The task » Copy out all the lines where "Time" shows up.

○ ○ ○

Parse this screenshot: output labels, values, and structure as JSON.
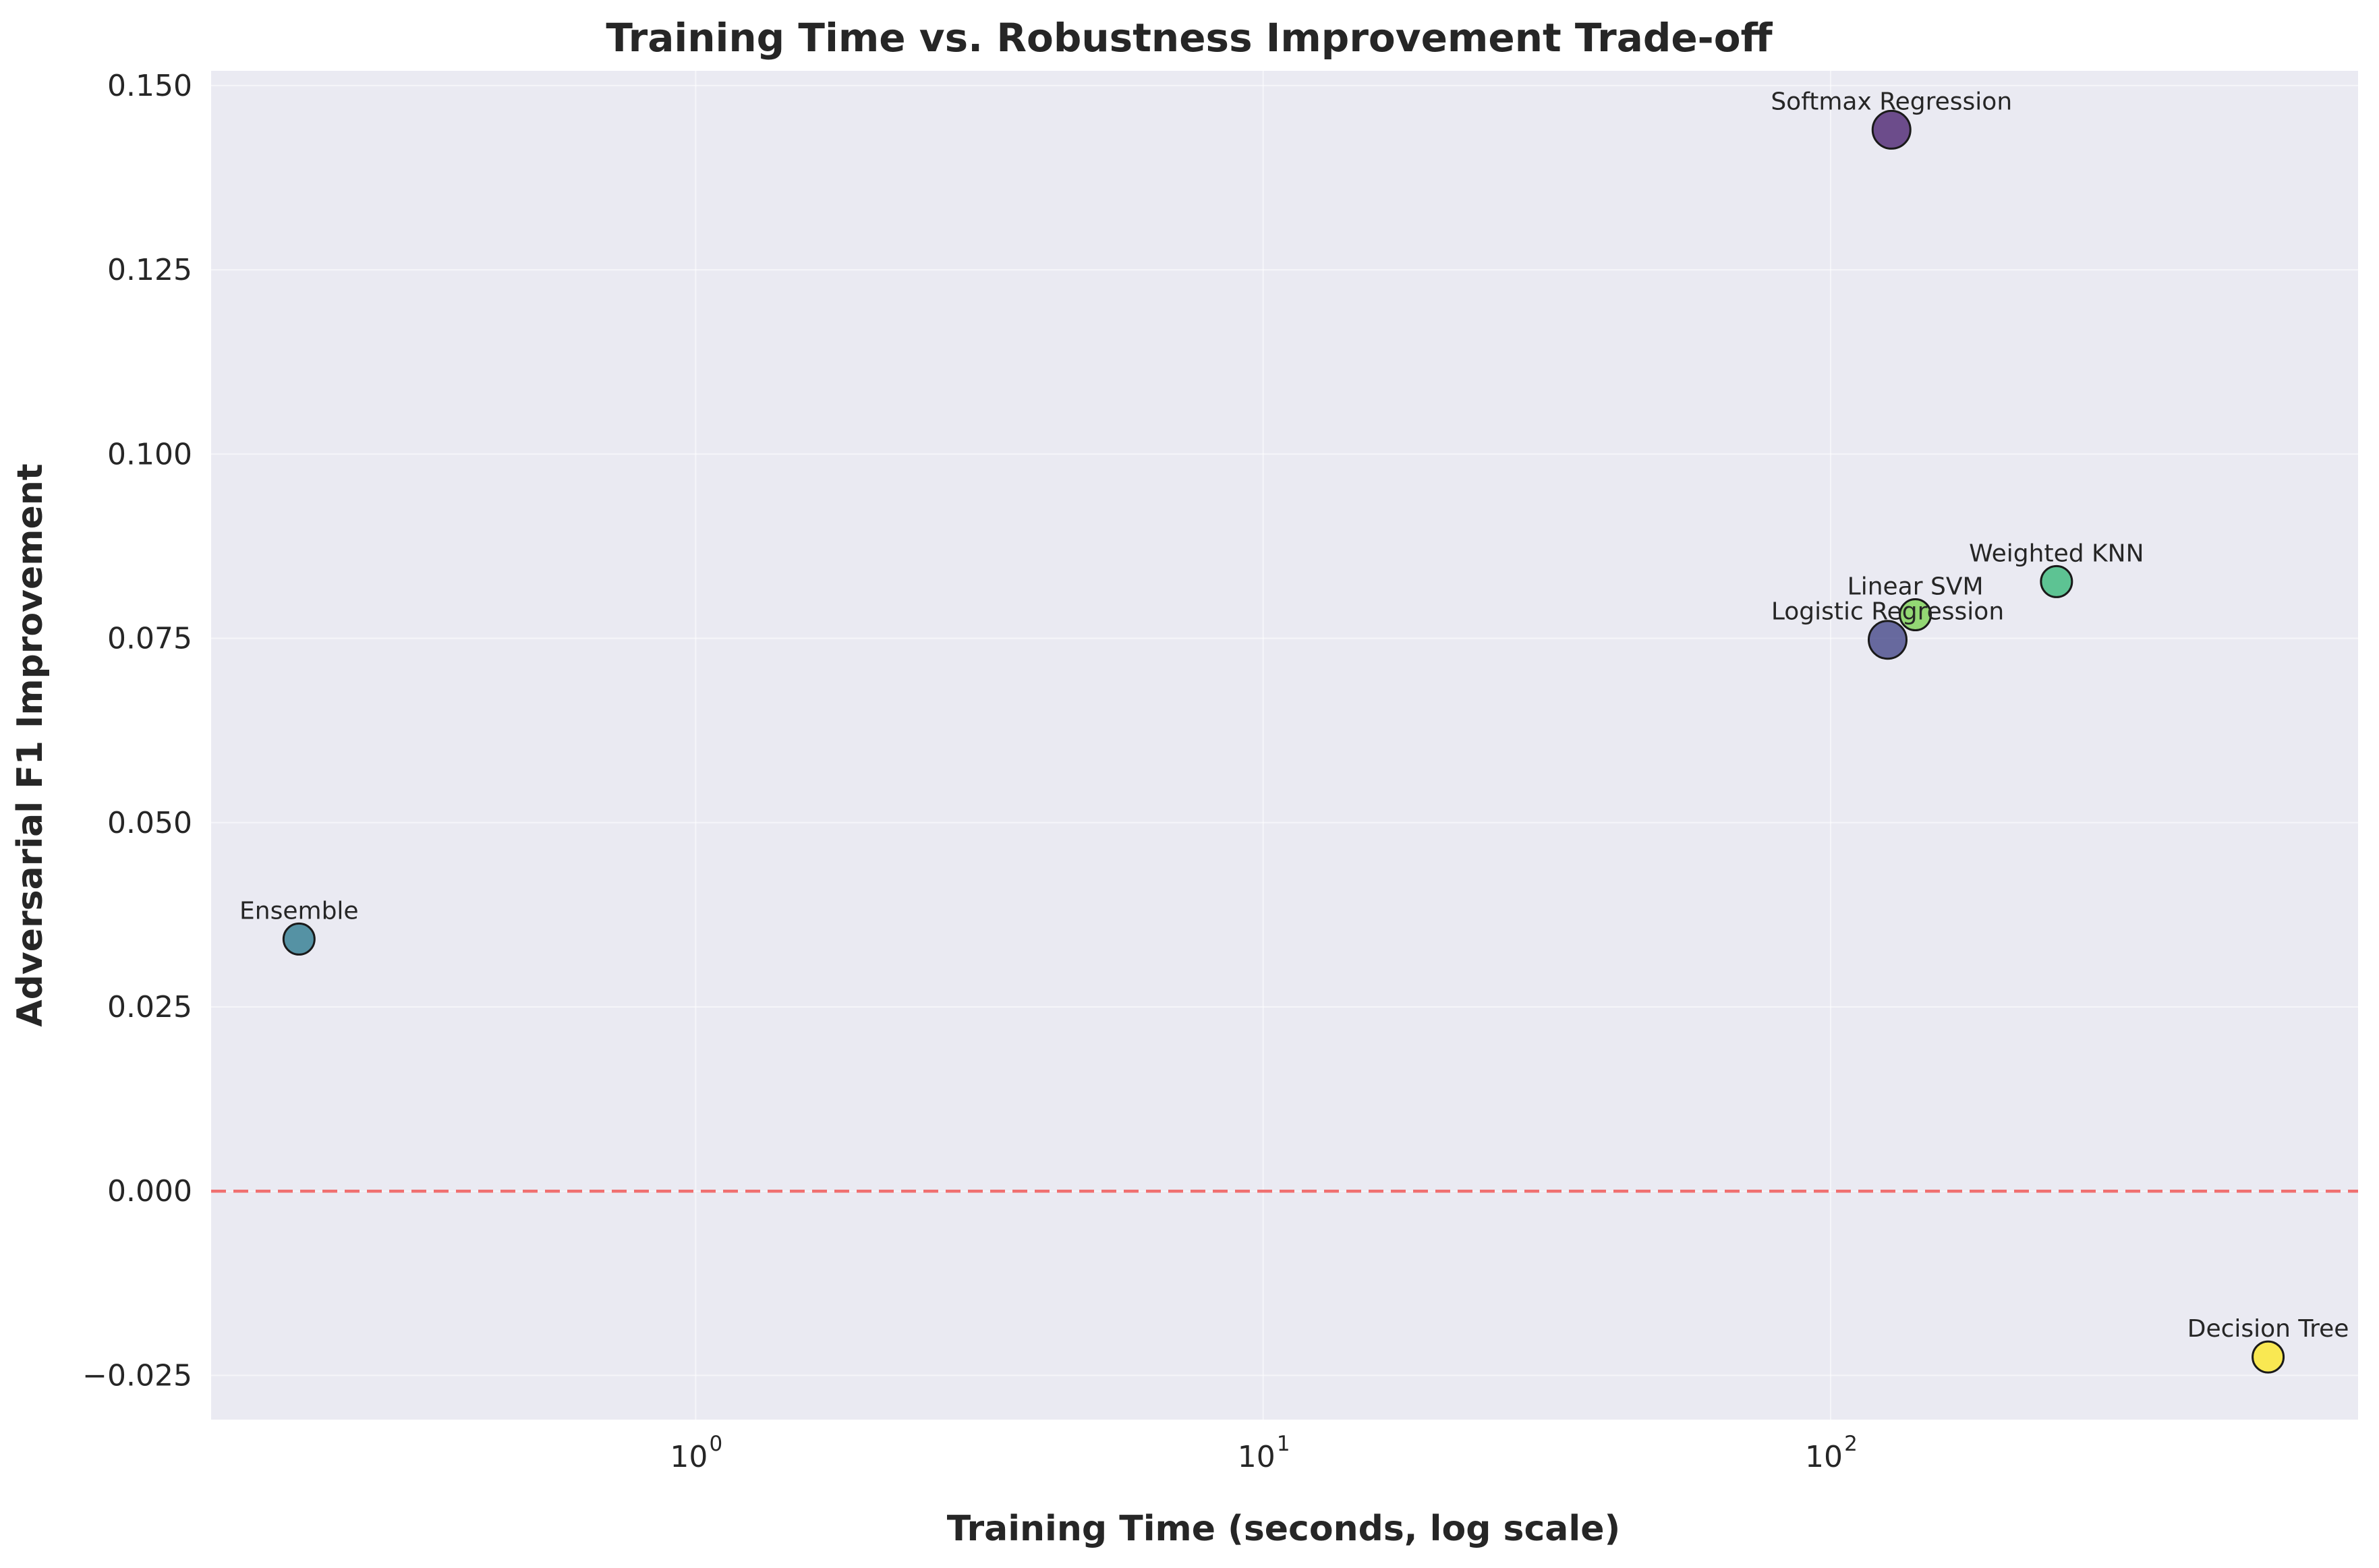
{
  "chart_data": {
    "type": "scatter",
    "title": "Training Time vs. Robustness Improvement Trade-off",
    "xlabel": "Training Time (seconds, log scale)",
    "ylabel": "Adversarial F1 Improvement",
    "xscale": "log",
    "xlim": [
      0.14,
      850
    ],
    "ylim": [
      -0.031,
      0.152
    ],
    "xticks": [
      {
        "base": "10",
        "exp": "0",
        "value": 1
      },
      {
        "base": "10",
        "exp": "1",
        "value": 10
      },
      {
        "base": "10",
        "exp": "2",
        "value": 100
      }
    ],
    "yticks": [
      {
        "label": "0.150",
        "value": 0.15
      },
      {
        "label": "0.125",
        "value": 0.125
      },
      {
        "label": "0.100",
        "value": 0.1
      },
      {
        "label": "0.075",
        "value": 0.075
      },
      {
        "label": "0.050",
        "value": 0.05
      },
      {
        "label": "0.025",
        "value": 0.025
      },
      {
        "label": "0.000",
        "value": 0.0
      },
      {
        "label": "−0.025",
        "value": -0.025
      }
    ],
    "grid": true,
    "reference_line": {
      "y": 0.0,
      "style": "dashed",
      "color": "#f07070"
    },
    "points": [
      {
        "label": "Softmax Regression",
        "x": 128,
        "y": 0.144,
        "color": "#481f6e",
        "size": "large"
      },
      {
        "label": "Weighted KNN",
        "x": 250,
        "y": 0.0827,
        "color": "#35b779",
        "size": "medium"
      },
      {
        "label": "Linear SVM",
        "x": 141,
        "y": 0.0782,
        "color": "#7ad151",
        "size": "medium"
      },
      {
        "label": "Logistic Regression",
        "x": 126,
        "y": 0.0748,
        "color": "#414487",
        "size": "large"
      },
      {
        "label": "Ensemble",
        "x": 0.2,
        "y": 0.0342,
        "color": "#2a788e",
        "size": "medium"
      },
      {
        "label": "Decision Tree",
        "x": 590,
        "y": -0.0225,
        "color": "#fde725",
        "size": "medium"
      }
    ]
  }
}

○ ○ ○

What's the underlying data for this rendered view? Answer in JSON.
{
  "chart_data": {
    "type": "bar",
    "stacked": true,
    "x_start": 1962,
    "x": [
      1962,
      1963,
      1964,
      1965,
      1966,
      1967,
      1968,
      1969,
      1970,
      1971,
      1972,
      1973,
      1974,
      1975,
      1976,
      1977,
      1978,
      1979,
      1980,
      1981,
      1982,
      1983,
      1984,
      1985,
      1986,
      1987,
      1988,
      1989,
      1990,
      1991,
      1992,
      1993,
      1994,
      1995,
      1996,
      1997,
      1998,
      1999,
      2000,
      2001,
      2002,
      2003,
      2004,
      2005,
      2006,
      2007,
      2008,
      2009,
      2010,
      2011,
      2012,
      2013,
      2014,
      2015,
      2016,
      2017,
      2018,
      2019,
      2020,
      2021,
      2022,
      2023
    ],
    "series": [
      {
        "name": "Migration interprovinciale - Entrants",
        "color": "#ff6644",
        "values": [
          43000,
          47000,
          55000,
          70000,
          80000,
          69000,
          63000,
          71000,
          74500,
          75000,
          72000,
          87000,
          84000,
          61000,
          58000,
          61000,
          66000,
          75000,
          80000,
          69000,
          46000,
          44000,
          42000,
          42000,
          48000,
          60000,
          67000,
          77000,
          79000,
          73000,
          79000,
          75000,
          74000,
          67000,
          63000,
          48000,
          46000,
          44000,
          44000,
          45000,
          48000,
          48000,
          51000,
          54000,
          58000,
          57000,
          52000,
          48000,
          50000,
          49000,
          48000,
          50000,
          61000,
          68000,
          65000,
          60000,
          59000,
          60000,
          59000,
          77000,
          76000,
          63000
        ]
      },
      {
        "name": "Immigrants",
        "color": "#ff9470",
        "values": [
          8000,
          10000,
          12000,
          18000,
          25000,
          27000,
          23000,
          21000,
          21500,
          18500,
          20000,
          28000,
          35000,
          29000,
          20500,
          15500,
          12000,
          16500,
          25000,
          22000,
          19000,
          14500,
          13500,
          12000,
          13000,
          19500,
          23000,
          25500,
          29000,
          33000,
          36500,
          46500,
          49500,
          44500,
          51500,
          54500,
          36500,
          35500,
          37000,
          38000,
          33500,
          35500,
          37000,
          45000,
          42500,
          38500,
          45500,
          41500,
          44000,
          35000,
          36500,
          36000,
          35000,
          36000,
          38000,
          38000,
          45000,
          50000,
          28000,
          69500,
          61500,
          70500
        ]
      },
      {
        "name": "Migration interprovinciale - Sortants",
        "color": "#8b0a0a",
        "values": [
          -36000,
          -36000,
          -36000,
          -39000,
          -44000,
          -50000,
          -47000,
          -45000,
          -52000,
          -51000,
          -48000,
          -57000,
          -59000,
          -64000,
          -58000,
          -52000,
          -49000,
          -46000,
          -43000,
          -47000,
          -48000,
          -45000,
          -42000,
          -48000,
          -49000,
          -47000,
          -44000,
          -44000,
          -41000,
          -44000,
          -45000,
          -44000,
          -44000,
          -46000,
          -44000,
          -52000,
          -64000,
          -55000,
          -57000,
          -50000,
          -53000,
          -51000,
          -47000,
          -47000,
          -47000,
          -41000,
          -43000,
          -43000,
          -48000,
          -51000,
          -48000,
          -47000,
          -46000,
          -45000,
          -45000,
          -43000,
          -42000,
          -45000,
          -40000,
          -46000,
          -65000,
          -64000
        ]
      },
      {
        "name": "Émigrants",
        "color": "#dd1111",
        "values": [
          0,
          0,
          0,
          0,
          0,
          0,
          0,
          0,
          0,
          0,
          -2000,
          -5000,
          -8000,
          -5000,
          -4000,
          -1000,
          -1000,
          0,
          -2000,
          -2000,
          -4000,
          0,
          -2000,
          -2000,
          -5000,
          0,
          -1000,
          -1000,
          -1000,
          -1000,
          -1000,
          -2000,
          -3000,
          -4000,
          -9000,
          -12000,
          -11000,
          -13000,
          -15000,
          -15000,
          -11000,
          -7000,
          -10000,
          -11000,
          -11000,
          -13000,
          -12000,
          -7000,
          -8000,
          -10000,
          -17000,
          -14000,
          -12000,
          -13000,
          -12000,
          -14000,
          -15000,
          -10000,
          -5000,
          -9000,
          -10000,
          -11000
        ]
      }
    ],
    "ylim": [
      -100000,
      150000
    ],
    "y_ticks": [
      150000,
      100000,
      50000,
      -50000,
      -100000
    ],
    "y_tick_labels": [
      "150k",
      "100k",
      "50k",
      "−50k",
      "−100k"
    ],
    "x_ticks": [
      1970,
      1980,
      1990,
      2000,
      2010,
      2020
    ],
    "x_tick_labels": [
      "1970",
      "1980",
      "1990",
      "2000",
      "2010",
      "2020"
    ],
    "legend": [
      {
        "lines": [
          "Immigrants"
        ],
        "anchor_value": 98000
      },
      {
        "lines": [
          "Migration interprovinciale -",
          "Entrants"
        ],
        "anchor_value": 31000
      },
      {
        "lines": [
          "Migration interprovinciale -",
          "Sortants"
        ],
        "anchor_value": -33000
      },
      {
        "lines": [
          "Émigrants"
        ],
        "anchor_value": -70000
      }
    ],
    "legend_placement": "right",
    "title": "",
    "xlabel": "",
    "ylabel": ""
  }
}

○ ○ ○

Answer to this exercise »
    "title": "Training Time vs. Robustness Improvement Trade-off",
    "xlabel": "Training Time (seconds, log scale)",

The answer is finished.